Records for the exercise —

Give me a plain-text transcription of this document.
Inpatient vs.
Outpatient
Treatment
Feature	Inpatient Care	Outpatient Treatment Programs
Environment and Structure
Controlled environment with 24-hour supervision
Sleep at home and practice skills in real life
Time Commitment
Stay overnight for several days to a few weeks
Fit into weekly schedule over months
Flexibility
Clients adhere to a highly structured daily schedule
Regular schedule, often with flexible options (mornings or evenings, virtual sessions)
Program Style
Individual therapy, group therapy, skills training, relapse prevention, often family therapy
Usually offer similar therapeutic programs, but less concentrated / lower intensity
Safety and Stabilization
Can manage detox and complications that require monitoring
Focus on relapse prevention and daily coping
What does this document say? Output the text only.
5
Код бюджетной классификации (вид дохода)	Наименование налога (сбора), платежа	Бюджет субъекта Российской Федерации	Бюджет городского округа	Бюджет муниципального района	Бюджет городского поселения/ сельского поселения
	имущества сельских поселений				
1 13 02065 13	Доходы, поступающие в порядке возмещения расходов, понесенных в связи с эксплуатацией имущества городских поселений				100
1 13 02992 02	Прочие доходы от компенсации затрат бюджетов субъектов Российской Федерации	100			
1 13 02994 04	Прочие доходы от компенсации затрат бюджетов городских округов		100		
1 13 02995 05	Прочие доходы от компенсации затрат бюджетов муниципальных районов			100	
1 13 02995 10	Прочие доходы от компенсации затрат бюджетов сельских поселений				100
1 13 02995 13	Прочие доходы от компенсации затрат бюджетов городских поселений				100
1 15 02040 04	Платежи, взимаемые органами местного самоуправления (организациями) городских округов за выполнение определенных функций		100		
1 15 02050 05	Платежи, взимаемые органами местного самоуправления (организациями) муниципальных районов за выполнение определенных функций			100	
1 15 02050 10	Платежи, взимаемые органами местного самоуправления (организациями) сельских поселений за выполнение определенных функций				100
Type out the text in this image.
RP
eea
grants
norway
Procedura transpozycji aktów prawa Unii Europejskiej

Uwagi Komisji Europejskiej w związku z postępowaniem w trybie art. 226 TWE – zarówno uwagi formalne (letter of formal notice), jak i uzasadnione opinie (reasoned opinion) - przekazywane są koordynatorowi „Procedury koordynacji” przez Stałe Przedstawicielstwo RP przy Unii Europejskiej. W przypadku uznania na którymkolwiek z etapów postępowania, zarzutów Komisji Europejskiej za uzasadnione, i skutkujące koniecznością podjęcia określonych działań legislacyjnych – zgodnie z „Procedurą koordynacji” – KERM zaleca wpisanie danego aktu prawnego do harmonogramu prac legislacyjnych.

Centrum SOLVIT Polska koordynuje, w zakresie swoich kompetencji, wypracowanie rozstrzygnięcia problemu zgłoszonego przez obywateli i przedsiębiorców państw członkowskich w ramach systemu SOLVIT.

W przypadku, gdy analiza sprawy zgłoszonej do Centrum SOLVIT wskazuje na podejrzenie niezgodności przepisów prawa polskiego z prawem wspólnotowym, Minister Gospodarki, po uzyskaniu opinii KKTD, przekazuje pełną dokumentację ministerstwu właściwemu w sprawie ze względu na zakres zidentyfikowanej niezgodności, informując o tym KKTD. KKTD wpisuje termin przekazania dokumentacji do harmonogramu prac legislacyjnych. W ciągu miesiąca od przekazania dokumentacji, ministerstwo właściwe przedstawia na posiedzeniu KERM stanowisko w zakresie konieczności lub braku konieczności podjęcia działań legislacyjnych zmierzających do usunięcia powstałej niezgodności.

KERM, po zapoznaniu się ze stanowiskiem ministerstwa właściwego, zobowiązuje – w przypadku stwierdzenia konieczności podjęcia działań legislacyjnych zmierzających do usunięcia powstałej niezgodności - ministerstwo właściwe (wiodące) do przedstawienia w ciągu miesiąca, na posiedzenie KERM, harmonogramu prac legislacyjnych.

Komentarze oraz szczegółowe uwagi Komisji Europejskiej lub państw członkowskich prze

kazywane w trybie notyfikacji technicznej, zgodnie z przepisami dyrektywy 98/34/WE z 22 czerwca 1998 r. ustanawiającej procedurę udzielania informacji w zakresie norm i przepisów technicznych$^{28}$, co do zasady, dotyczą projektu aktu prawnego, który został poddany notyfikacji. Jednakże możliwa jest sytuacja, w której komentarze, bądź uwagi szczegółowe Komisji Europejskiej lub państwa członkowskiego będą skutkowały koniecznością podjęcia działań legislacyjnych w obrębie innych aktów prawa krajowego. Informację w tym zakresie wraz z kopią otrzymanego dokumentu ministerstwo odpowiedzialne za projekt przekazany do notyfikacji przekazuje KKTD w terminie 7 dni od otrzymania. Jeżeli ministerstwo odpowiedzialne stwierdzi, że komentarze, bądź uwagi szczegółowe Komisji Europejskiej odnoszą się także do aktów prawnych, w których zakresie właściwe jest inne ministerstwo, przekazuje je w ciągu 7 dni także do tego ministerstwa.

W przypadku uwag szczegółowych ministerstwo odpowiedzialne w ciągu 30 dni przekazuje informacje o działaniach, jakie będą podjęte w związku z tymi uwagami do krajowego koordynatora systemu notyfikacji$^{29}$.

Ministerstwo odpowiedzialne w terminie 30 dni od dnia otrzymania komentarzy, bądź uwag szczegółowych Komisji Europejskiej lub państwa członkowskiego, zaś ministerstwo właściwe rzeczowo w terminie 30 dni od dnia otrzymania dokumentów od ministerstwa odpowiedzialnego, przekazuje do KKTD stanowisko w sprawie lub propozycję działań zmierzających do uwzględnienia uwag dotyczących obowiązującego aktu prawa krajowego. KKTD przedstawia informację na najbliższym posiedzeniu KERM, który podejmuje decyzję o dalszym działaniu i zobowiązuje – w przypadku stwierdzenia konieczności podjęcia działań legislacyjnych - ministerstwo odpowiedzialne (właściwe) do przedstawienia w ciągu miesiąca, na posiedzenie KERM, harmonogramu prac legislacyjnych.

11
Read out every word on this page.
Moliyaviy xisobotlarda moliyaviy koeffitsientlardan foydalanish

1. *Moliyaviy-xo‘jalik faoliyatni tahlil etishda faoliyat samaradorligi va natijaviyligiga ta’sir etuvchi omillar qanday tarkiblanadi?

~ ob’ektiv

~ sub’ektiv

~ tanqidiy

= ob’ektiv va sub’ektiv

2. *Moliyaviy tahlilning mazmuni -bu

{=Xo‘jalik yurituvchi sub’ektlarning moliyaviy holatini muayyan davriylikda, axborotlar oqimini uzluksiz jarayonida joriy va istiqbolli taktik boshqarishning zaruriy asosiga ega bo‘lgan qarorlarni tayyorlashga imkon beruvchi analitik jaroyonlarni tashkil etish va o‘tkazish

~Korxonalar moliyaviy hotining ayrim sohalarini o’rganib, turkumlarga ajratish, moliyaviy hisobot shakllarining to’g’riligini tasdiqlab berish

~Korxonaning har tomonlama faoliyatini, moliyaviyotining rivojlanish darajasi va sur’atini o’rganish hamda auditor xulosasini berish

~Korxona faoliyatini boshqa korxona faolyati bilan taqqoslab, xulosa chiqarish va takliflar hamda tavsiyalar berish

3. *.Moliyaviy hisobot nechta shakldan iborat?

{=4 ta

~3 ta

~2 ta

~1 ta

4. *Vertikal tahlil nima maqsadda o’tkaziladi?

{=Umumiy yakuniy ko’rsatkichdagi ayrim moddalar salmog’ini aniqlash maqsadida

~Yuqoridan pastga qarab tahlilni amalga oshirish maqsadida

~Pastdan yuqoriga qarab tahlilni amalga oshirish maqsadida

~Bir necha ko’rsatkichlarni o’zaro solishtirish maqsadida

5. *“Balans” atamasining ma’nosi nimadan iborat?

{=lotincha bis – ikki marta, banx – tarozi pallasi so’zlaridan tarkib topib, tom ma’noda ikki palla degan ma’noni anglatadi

Instructions for the task — Reproduce the entire listing word for word.

Response to this task —
Give me a plain-text transcription of this document.
Inpatient vs.
Outpatient
Treatment
Feature	Inpatient Care	Outpatient Treatment Programs
Environment and Structure
Controlled environment with 24-hour supervision
Sleep at home and practice skills in real life
Time Commitment
Stay overnight for several days to a few weeks
Fit into weekly schedule over months
Flexibility
Clients adhere to a highly structured daily schedule
Regular schedule, often with flexible options (mornings or evenings, virtual sessions)
Program Style
Individual therapy, group therapy, skills training, relapse prevention, often family therapy
Usually offer similar therapeutic programs, but less concentrated / lower intensity
Safety and Stabilization
Can manage detox and complications that require monitoring
Focus on relapse prevention and daily coping
What does this document say? Output the text only.
5
Код бюджетной классификации (вид дохода)	Наименование налога (сбора), платежа	Бюджет субъекта Российской Федерации	Бюджет городского округа	Бюджет муниципального района	Бюджет городского поселения/ сельского поселения
	имущества сельских поселений				
1 13 02065 13	Доходы, поступающие в порядке возмещения расходов, понесенных в связи с эксплуатацией имущества городских поселений				100
1 13 02992 02	Прочие доходы от компенсации затрат бюджетов субъектов Российской Федерации	100			
1 13 02994 04	Прочие доходы от компенсации затрат бюджетов городских округов		100		
1 13 02995 05	Прочие доходы от компенсации затрат бюджетов муниципальных районов			100	
1 13 02995 10	Прочие доходы от компенсации затрат бюджетов сельских поселений				100
1 13 02995 13	Прочие доходы от компенсации затрат бюджетов городских поселений				100
1 15 02040 04	Платежи, взимаемые органами местного самоуправления (организациями) городских округов за выполнение определенных функций		100		
1 15 02050 05	Платежи, взимаемые органами местного самоуправления (организациями) муниципальных районов за выполнение определенных функций			100	
1 15 02050 10	Платежи, взимаемые органами местного самоуправления (организациями) сельских поселений за выполнение определенных функций				100
Type out the text in this image.
RP
eea
grants
norway
Procedura transpozycji aktów prawa Unii Europejskiej

Uwagi Komisji Europejskiej w związku z postępowaniem w trybie art. 226 TWE – zarówno uwagi formalne (letter of formal notice), jak i uzasadnione opinie (reasoned opinion) - przekazywane są koordynatorowi „Procedury koordynacji” przez Stałe Przedstawicielstwo RP przy Unii Europejskiej. W przypadku uznania na którymkolwiek z etapów postępowania, zarzutów Komisji Europejskiej za uzasadnione, i skutkujące koniecznością podjęcia określonych działań legislacyjnych – zgodnie z „Procedurą koordynacji” – KERM zaleca wpisanie danego aktu prawnego do harmonogramu prac legislacyjnych.

Centrum SOLVIT Polska koordynuje, w zakresie swoich kompetencji, wypracowanie rozstrzygnięcia problemu zgłoszonego przez obywateli i przedsiębiorców państw członkowskich w ramach systemu SOLVIT.

W przypadku, gdy analiza sprawy zgłoszonej do Centrum SOLVIT wskazuje na podejrzenie niezgodności przepisów prawa polskiego z prawem wspólnotowym, Minister Gospodarki, po uzyskaniu opinii KKTD, przekazuje pełną dokumentację ministerstwu właściwemu w sprawie ze względu na zakres zidentyfikowanej niezgodności, informując o tym KKTD. KKTD wpisuje termin przekazania dokumentacji do harmonogramu prac legislacyjnych. W ciągu miesiąca od przekazania dokumentacji, ministerstwo właściwe przedstawia na posiedzeniu KERM stanowisko w zakresie konieczności lub braku konieczności podjęcia działań legislacyjnych zmierzających do usunięcia powstałej niezgodności.

KERM, po zapoznaniu się ze stanowiskiem ministerstwa właściwego, zobowiązuje – w przypadku stwierdzenia konieczności podjęcia działań legislacyjnych zmierzających do usunięcia powstałej niezgodności - ministerstwo właściwe (wiodące) do przedstawienia w ciągu miesiąca, na posiedzenie KERM, harmonogramu prac legislacyjnych.

Komentarze oraz szczegółowe uwagi Komisji Europejskiej lub państw członkowskich prze

kazywane w trybie notyfikacji technicznej, zgodnie z przepisami dyrektywy 98/34/WE z 22 czerwca 1998 r. ustanawiającej procedurę udzielania informacji w zakresie norm i przepisów technicznych$^{28}$, co do zasady, dotyczą projektu aktu prawnego, który został poddany notyfikacji. Jednakże możliwa jest sytuacja, w której komentarze, bądź uwagi szczegółowe Komisji Europejskiej lub państwa członkowskiego będą skutkowały koniecznością podjęcia działań legislacyjnych w obrębie innych aktów prawa krajowego. Informację w tym zakresie wraz z kopią otrzymanego dokumentu ministerstwo odpowiedzialne za projekt przekazany do notyfikacji przekazuje KKTD w terminie 7 dni od otrzymania. Jeżeli ministerstwo odpowiedzialne stwierdzi, że komentarze, bądź uwagi szczegółowe Komisji Europejskiej odnoszą się także do aktów prawnych, w których zakresie właściwe jest inne ministerstwo, przekazuje je w ciągu 7 dni także do tego ministerstwa.

W przypadku uwag szczegółowych ministerstwo odpowiedzialne w ciągu 30 dni przekazuje informacje o działaniach, jakie będą podjęte w związku z tymi uwagami do krajowego koordynatora systemu notyfikacji$^{29}$.

Ministerstwo odpowiedzialne w terminie 30 dni od dnia otrzymania komentarzy, bądź uwag szczegółowych Komisji Europejskiej lub państwa członkowskiego, zaś ministerstwo właściwe rzeczowo w terminie 30 dni od dnia otrzymania dokumentów od ministerstwa odpowiedzialnego, przekazuje do KKTD stanowisko w sprawie lub propozycję działań zmierzających do uwzględnienia uwag dotyczących obowiązującego aktu prawa krajowego. KKTD przedstawia informację na najbliższym posiedzeniu KERM, który podejmuje decyzję o dalszym działaniu i zobowiązuje – w przypadku stwierdzenia konieczności podjęcia działań legislacyjnych - ministerstwo odpowiedzialne (właściwe) do przedstawienia w ciągu miesiąca, na posiedzenie KERM, harmonogramu prac legislacyjnych.

11
Read out every word on this page.
Moliyaviy xisobotlarda moliyaviy koeffitsientlardan foydalanish

1. *Moliyaviy-xo‘jalik faoliyatni tahlil etishda faoliyat samaradorligi va natijaviyligiga ta’sir etuvchi omillar qanday tarkiblanadi?

~ ob’ektiv

~ sub’ektiv

~ tanqidiy

= ob’ektiv va sub’ektiv

2. *Moliyaviy tahlilning mazmuni -bu

{=Xo‘jalik yurituvchi sub’ektlarning moliyaviy holatini muayyan davriylikda, axborotlar oqimini uzluksiz jarayonida joriy va istiqbolli taktik boshqarishning zaruriy asosiga ega bo‘lgan qarorlarni tayyorlashga imkon beruvchi analitik jaroyonlarni tashkil etish va o‘tkazish

~Korxonalar moliyaviy hotining ayrim sohalarini o’rganib, turkumlarga ajratish, moliyaviy hisobot shakllarining to’g’riligini tasdiqlab berish

~Korxonaning har tomonlama faoliyatini, moliyaviyotining rivojlanish darajasi va sur’atini o’rganish hamda auditor xulosasini berish

~Korxona faoliyatini boshqa korxona faolyati bilan taqqoslab, xulosa chiqarish va takliflar hamda tavsiyalar berish

3. *.Moliyaviy hisobot nechta shakldan iborat?

{=4 ta

~3 ta

~2 ta

~1 ta

4. *Vertikal tahlil nima maqsadda o’tkaziladi?

{=Umumiy yakuniy ko’rsatkichdagi ayrim moddalar salmog’ini aniqlash maqsadida

~Yuqoridan pastga qarab tahlilni amalga oshirish maqsadida

~Pastdan yuqoriga qarab tahlilni amalga oshirish maqsadida

~Bir necha ko’rsatkichlarni o’zaro solishtirish maqsadida

5. *“Balans” atamasining ma’nosi nimadan iborat?

{=lotincha bis – ikki marta, banx – tarozi pallasi so’zlaridan tarkib topib, tom ma’noda ikki palla degan ma’noni anglatadi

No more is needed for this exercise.